[Extracted records]
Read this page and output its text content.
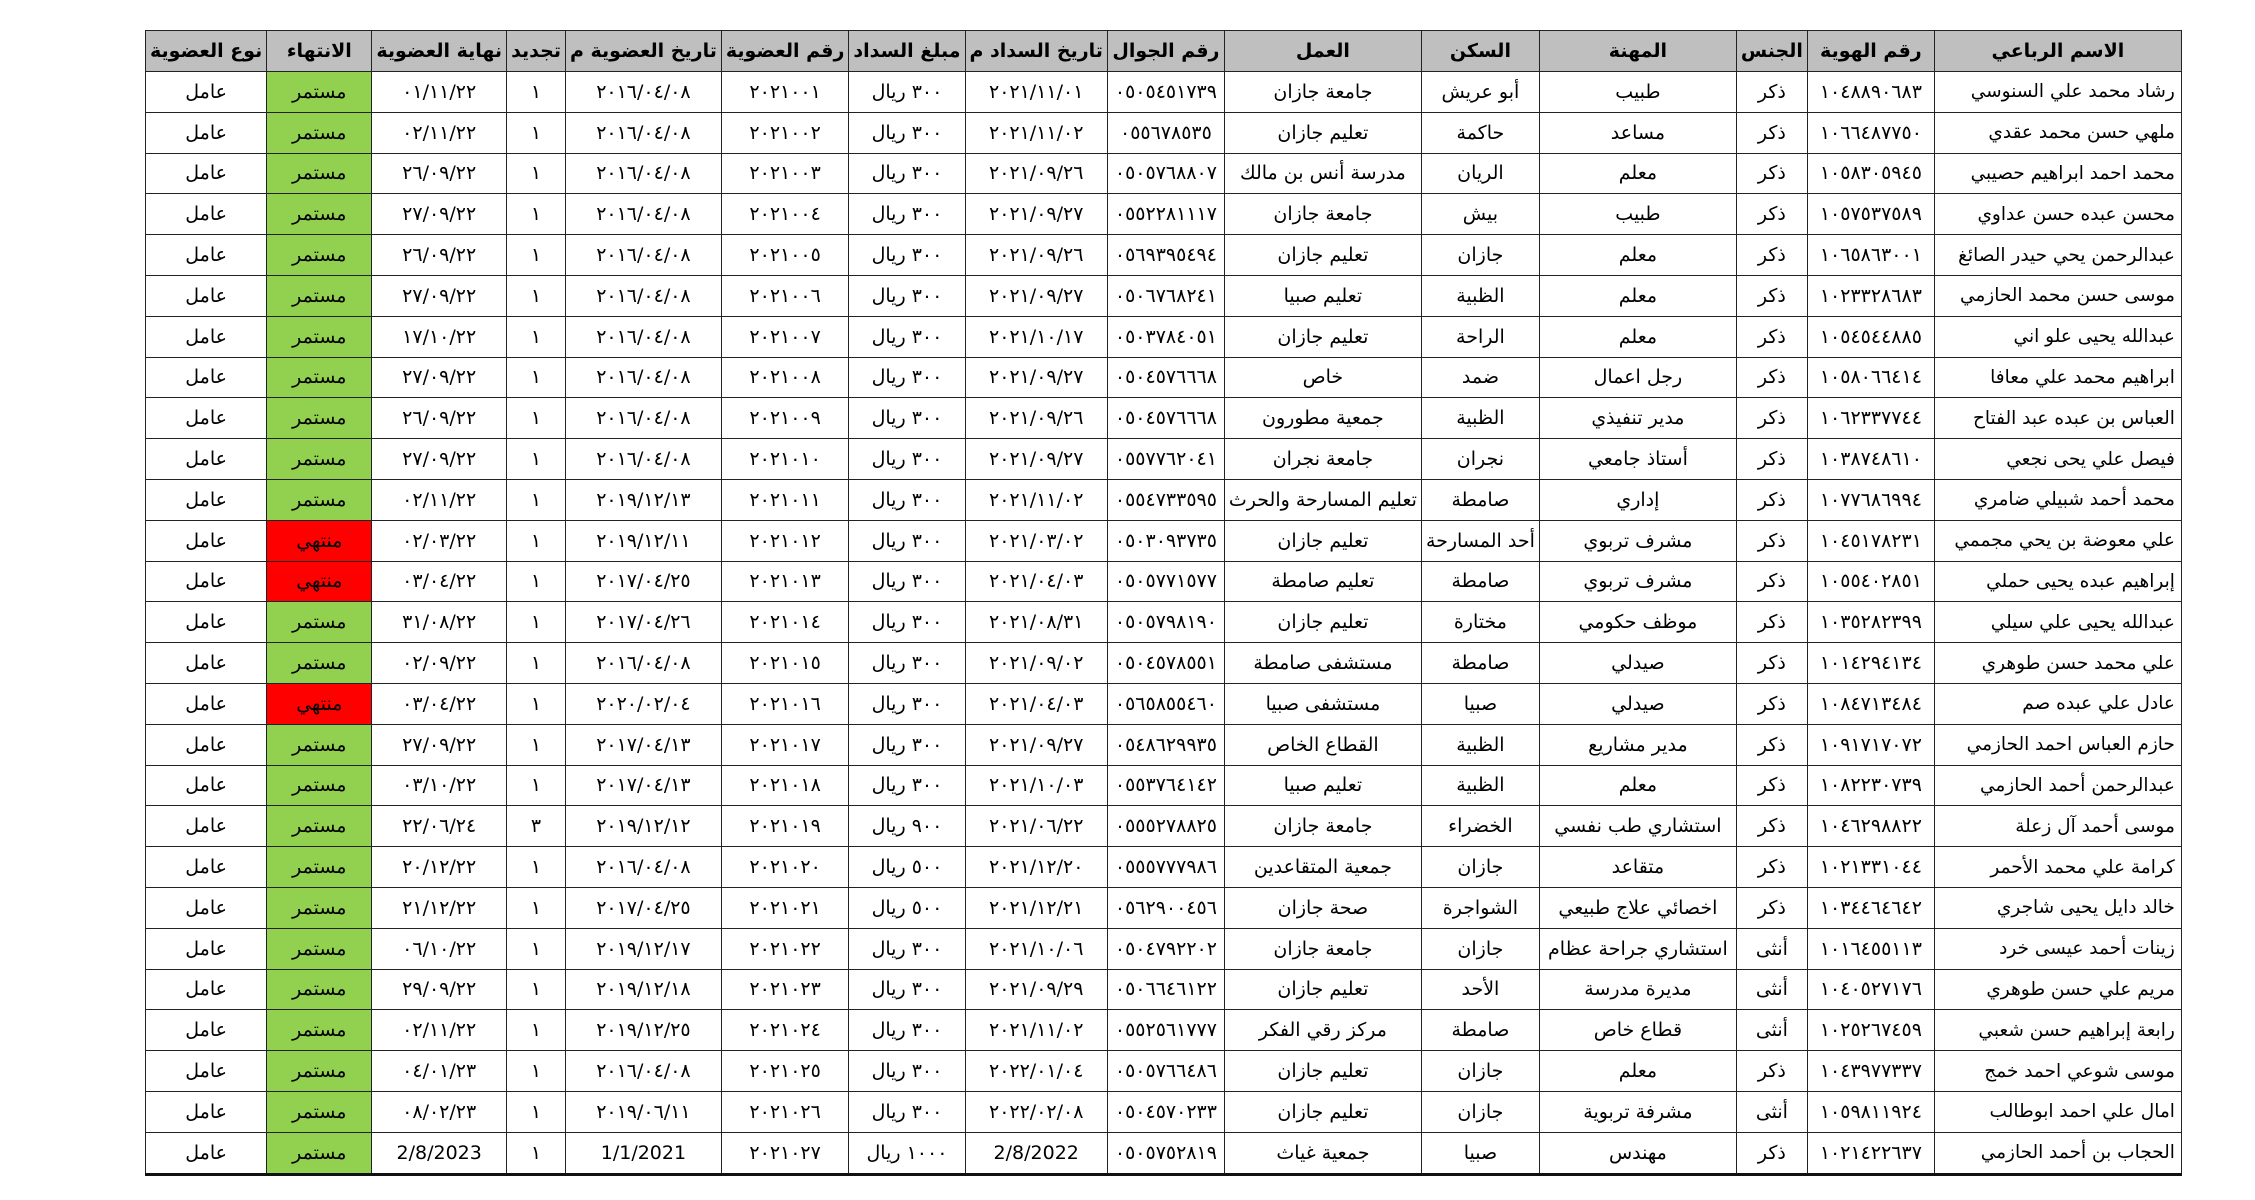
الاسم الرباعي	رقم الهوية	الجنس	المهنة	السكن	العمل	رقم الجوال	تاريخ السداد م	مبلغ السداد	رقم العضوية	تاريخ العضوية م	تجديد	نهاية العضوية	الانتهاء	نوع العضوية
رشاد محمد علي السنوسي	١٠٤٨٨٩٠٦٨٣	ذكر	طبيب	أبو عريش	جامعة جازان	٠٥٠٥٤٥١٧٣٩	٢٠٢١/١١/٠١	٣٠٠ ريال	٢٠٢١٠٠١	٢٠١٦/٠٤/٠٨	١	٠١/١١/٢٢	مستمر	عامل
ملهي حسن محمد عقدي	١٠٦٦٤٨٧٧٥٠	ذكر	مساعد	حاكمة	تعليم جازان	٠٥٥٦٧٨٥٣٥	٢٠٢١/١١/٠٢	٣٠٠ ريال	٢٠٢١٠٠٢	٢٠١٦/٠٤/٠٨	١	٠٢/١١/٢٢	مستمر	عامل
محمد احمد ابراهيم حصيبي	١٠٥٨٣٠٥٩٤٥	ذكر	معلم	الريان	مدرسة أنس بن مالك	٠٥٠٥٧٦٨٨٠٧	٢٠٢١/٠٩/٢٦	٣٠٠ ريال	٢٠٢١٠٠٣	٢٠١٦/٠٤/٠٨	١	٢٦/٠٩/٢٢	مستمر	عامل
محسن عبده حسن عداوي	١٠٥٧٥٣٧٥٨٩	ذكر	طبيب	بيش	جامعة جازان	٠٥٥٢٢٨١١١٧	٢٠٢١/٠٩/٢٧	٣٠٠ ريال	٢٠٢١٠٠٤	٢٠١٦/٠٤/٠٨	١	٢٧/٠٩/٢٢	مستمر	عامل
عبدالرحمن يحي حيدر الصائغ	١٠٦٥٨٦٣٠٠١	ذكر	معلم	جازان	تعليم جازان	٠٥٦٩٣٩٥٤٩٤	٢٠٢١/٠٩/٢٦	٣٠٠ ريال	٢٠٢١٠٠٥	٢٠١٦/٠٤/٠٨	١	٢٦/٠٩/٢٢	مستمر	عامل
موسى حسن محمد الحازمي	١٠٢٣٣٢٨٦٨٣	ذكر	معلم	الظبية	تعليم صبيا	٠٥٠٦٧٦٨٢٤١	٢٠٢١/٠٩/٢٧	٣٠٠ ريال	٢٠٢١٠٠٦	٢٠١٦/٠٤/٠٨	١	٢٧/٠٩/٢٢	مستمر	عامل
عبدالله يحيى علو اني	١٠٥٤٥٤٤٨٨٥	ذكر	معلم	الراحة	تعليم جازان	٠٥٠٣٧٨٤٠٥١	٢٠٢١/١٠/١٧	٣٠٠ ريال	٢٠٢١٠٠٧	٢٠١٦/٠٤/٠٨	١	١٧/١٠/٢٢	مستمر	عامل
ابراهيم محمد علي معافا	١٠٥٨٠٦٦٤١٤	ذكر	رجل اعمال	ضمد	خاص	٠٥٠٤٥٧٦٦٦٨	٢٠٢١/٠٩/٢٧	٣٠٠ ريال	٢٠٢١٠٠٨	٢٠١٦/٠٤/٠٨	١	٢٧/٠٩/٢٢	مستمر	عامل
العباس بن عبده عبد الفتاح	١٠٦٢٣٣٧٧٤٤	ذكر	مدير تنفيذي	الظبية	جمعية مطورون	٠٥٠٤٥٧٦٦٦٨	٢٠٢١/٠٩/٢٦	٣٠٠ ريال	٢٠٢١٠٠٩	٢٠١٦/٠٤/٠٨	١	٢٦/٠٩/٢٢	مستمر	عامل
فيصل علي يحى نجعي	١٠٣٨٧٤٨٦١٠	ذكر	أستاذ جامعي	نجران	جامعة نجران	٠٥٥٧٧٦٢٠٤١	٢٠٢١/٠٩/٢٧	٣٠٠ ريال	٢٠٢١٠١٠	٢٠١٦/٠٤/٠٨	١	٢٧/٠٩/٢٢	مستمر	عامل
محمد أحمد شبيلي ضامري	١٠٧٧٦٨٦٩٩٤	ذكر	إداري	صامطة	تعليم المسارحة والحرث	٠٥٥٤٧٣٣٥٩٥	٢٠٢١/١١/٠٢	٣٠٠ ريال	٢٠٢١٠١١	٢٠١٩/١٢/١٣	١	٠٢/١١/٢٢	مستمر	عامل
علي معوضة بن يحي مجممي	١٠٤٥١٧٨٢٣١	ذكر	مشرف تربوي	أحد المسارحة	تعليم جازان	٠٥٠٣٠٩٣٧٣٥	٢٠٢١/٠٣/٠٢	٣٠٠ ريال	٢٠٢١٠١٢	٢٠١٩/١٢/١١	١	٠٢/٠٣/٢٢	منتهي	عامل
إبراهيم عبده يحيى حملي	١٠٥٥٤٠٢٨٥١	ذكر	مشرف تربوي	صامطة	تعليم صامطة	٠٥٠٥٧٧١٥٧٧	٢٠٢١/٠٤/٠٣	٣٠٠ ريال	٢٠٢١٠١٣	٢٠١٧/٠٤/٢٥	١	٠٣/٠٤/٢٢	منتهي	عامل
عبدالله يحيى علي سيلي	١٠٣٥٢٨٢٣٩٩	ذكر	موظف حكومي	مختارة	تعليم جازان	٠٥٠٥٧٩٨١٩٠	٢٠٢١/٠٨/٣١	٣٠٠ ريال	٢٠٢١٠١٤	٢٠١٧/٠٤/٢٦	١	٣١/٠٨/٢٢	مستمر	عامل
علي محمد حسن طوهري	١٠١٤٢٩٤١٣٤	ذكر	صيدلي	صامطة	مستشفى صامطة	٠٥٠٤٥٧٨٥٥١	٢٠٢١/٠٩/٠٢	٣٠٠ ريال	٢٠٢١٠١٥	٢٠١٦/٠٤/٠٨	١	٠٢/٠٩/٢٢	مستمر	عامل
عادل علي عبده صم	١٠٨٤٧١٣٤٨٤	ذكر	صيدلي	صبيا	مستشفى صبيا	٠٥٦٥٨٥٥٤٦٠	٢٠٢١/٠٤/٠٣	٣٠٠ ريال	٢٠٢١٠١٦	٢٠٢٠/٠٢/٠٤	١	٠٣/٠٤/٢٢	منتهي	عامل
حازم العباس احمد الحازمي	١٠٩١٧١٧٠٧٢	ذكر	مدير مشاريع	الظبية	القطاع الخاص	٠٥٤٨٦٢٩٩٣٥	٢٠٢١/٠٩/٢٧	٣٠٠ ريال	٢٠٢١٠١٧	٢٠١٧/٠٤/١٣	١	٢٧/٠٩/٢٢	مستمر	عامل
عبدالرحمن أحمد الحازمي	١٠٨٢٢٣٠٧٣٩	ذكر	معلم	الظبية	تعليم صبيا	٠٥٥٣٧٦٤١٤٢	٢٠٢١/١٠/٠٣	٣٠٠ ريال	٢٠٢١٠١٨	٢٠١٧/٠٤/١٣	١	٠٣/١٠/٢٢	مستمر	عامل
موسى أحمد آل زعلة	١٠٤٦٢٩٨٨٢٢	ذكر	استشاري طب نفسي	الخضراء	جامعة جازان	٠٥٥٥٢٧٨٨٢٥	٢٠٢١/٠٦/٢٢	٩٠٠ ريال	٢٠٢١٠١٩	٢٠١٩/١٢/١٢	٣	٢٢/٠٦/٢٤	مستمر	عامل
كرامة علي محمد الأحمر	١٠٢١٣٣١٠٤٤	ذكر	متقاعد	جازان	جمعية المتقاعدين	٠٥٥٥٧٧٧٩٨٦	٢٠٢١/١٢/٢٠	٥٠٠ ريال	٢٠٢١٠٢٠	٢٠١٦/٠٤/٠٨	١	٢٠/١٢/٢٢	مستمر	عامل
خالد دايل يحيى شاجري	١٠٣٤٤٦٤٦٤٢	ذكر	اخصائي علاج طبيعي	الشواجرة	صحة جازان	٠٥٦٢٩٠٠٤٥٦	٢٠٢١/١٢/٢١	٥٠٠ ريال	٢٠٢١٠٢١	٢٠١٧/٠٤/٢٥	١	٢١/١٢/٢٢	مستمر	عامل
زينات أحمد عيسى خرد	١٠١٦٤٥٥١١٣	أنثى	استشاري جراحة عظام	جازان	جامعة جازان	٠٥٠٤٧٩٢٢٠٢	٢٠٢١/١٠/٠٦	٣٠٠ ريال	٢٠٢١٠٢٢	٢٠١٩/١٢/١٧	١	٠٦/١٠/٢٢	مستمر	عامل
مريم علي حسن طوهري	١٠٤٠٥٢٧١٧٦	أنثى	مديرة مدرسة	الأحد	تعليم جازان	٠٥٠٦٦٤٦١٢٢	٢٠٢١/٠٩/٢٩	٣٠٠ ريال	٢٠٢١٠٢٣	٢٠١٩/١٢/١٨	١	٢٩/٠٩/٢٢	مستمر	عامل
رابعة إبراهيم حسن شعبي	١٠٢٥٢٦٧٤٥٩	أنثى	قطاع خاص	صامطة	مركز رقي الفكر	٠٥٥٢٥٦١٧٧٧	٢٠٢١/١١/٠٢	٣٠٠ ريال	٢٠٢١٠٢٤	٢٠١٩/١٢/٢٥	١	٠٢/١١/٢٢	مستمر	عامل
موسى شوعي احمد خمج	١٠٤٣٩٧٧٣٣٧	ذكر	معلم	جازان	تعليم جازان	٠٥٠٥٧٦٦٤٨٦	٢٠٢٢/٠١/٠٤	٣٠٠ ريال	٢٠٢١٠٢٥	٢٠١٦/٠٤/٠٨	١	٠٤/٠١/٢٣	مستمر	عامل
امال علي احمد ابوطالب	١٠٥٩٨١١٩٢٤	أنثى	مشرفة تربوية	جازان	تعليم جازان	٠٥٠٤٥٧٠٢٣٣	٢٠٢٢/٠٢/٠٨	٣٠٠ ريال	٢٠٢١٠٢٦	٢٠١٩/٠٦/١١	١	٠٨/٠٢/٢٣	مستمر	عامل
الحجاب بن أحمد الحازمي	١٠٢١٤٢٢٦٣٧	ذكر	مهندس	صبيا	جمعية غياث	٠٥٠٥٧٥٢٨١٩	2/8/2022	١٠٠٠ ريال	٢٠٢١٠٢٧	1/1/2021	١	2/8/2023	مستمر	عامل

● PROBLEM STATEMENT:
Go through the material above and copy each line that has the word "طبيب".

● EXERCISE ANSWER:
رشاد محمد علي السنوسي	١٠٤٨٨٩٠٦٨٣	ذكر	طبيب	أبو عريش	جامعة جازان	٠٥٠٥٤٥١٧٣٩	٢٠٢١/١١/٠١	٣٠٠ ريال	٢٠٢١٠٠١	٢٠١٦/٠٤/٠٨	١	٠١/١١/٢٢	مستمر	عامل
محسن عبده حسن عداوي	١٠٥٧٥٣٧٥٨٩	ذكر	طبيب	بيش	جامعة جازان	٠٥٥٢٢٨١١١٧	٢٠٢١/٠٩/٢٧	٣٠٠ ريال	٢٠٢١٠٠٤	٢٠١٦/٠٤/٠٨	١	٢٧/٠٩/٢٢	مستمر	عامل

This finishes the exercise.